- **Saved data entries**:
## start
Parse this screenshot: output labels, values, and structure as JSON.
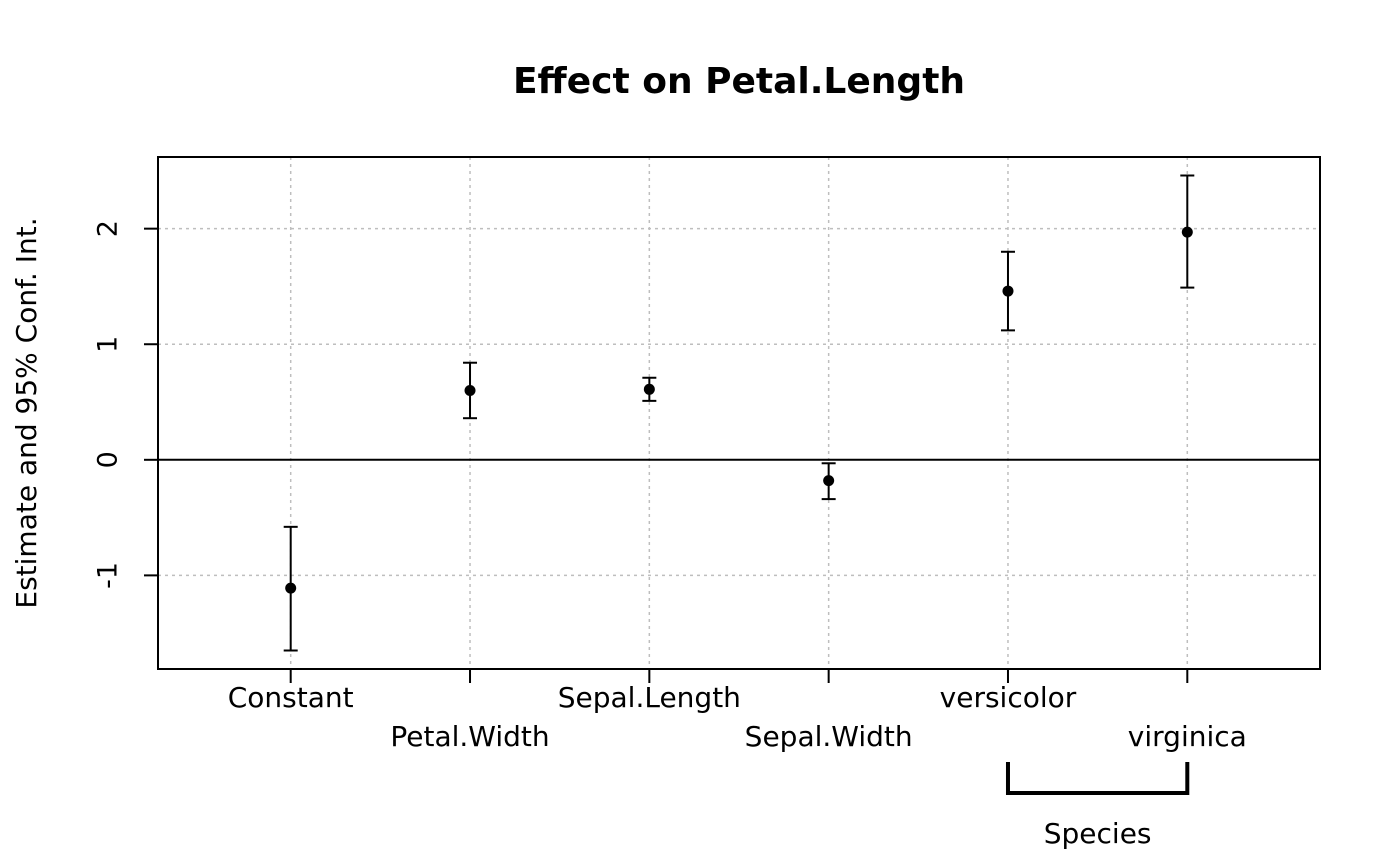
{
  "chart_data": {
    "type": "scatter",
    "title": "Effect on Petal.Length",
    "xlabel": "",
    "ylabel": "Estimate and 95% Conf. Int.",
    "ylim": [
      -1.81,
      2.62
    ],
    "xlim": [
      0.26,
      6.74
    ],
    "yticks": [
      -1,
      0,
      1,
      2
    ],
    "grid": true,
    "reference_line": 0,
    "categories": [
      "Constant",
      "Petal.Width",
      "Sepal.Length",
      "Sepal.Width",
      "versicolor",
      "virginica"
    ],
    "estimates": [
      -1.11,
      0.6,
      0.61,
      -0.18,
      1.46,
      1.97
    ],
    "lower": [
      -1.65,
      0.36,
      0.51,
      -0.34,
      1.12,
      1.49
    ],
    "upper": [
      -0.58,
      0.84,
      0.71,
      -0.03,
      1.8,
      2.46
    ],
    "groups": [
      {
        "label": "Species",
        "members": [
          "versicolor",
          "virginica"
        ]
      }
    ],
    "colors": {
      "points": "#000000",
      "grid": "#bebebe"
    }
  }
}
## end
- **WHAT TO PRODUCE**: All of the records need repeating exactly, except for the pictures.

- **TASK RESULT**:
Parse this screenshot: output labels, values, and structure as JSON.
{
  "chart_data": {
    "type": "scatter",
    "title": "Effect on Petal.Length",
    "xlabel": "",
    "ylabel": "Estimate and 95% Conf. Int.",
    "ylim": [
      -1.81,
      2.62
    ],
    "xlim": [
      0.26,
      6.74
    ],
    "yticks": [
      -1,
      0,
      1,
      2
    ],
    "grid": true,
    "reference_line": 0,
    "categories": [
      "Constant",
      "Petal.Width",
      "Sepal.Length",
      "Sepal.Width",
      "versicolor",
      "virginica"
    ],
    "estimates": [
      -1.11,
      0.6,
      0.61,
      -0.18,
      1.46,
      1.97
    ],
    "lower": [
      -1.65,
      0.36,
      0.51,
      -0.34,
      1.12,
      1.49
    ],
    "upper": [
      -0.58,
      0.84,
      0.71,
      -0.03,
      1.8,
      2.46
    ],
    "groups": [
      {
        "label": "Species",
        "members": [
          "versicolor",
          "virginica"
        ]
      }
    ],
    "colors": {
      "points": "#000000",
      "grid": "#bebebe"
    }
  }
}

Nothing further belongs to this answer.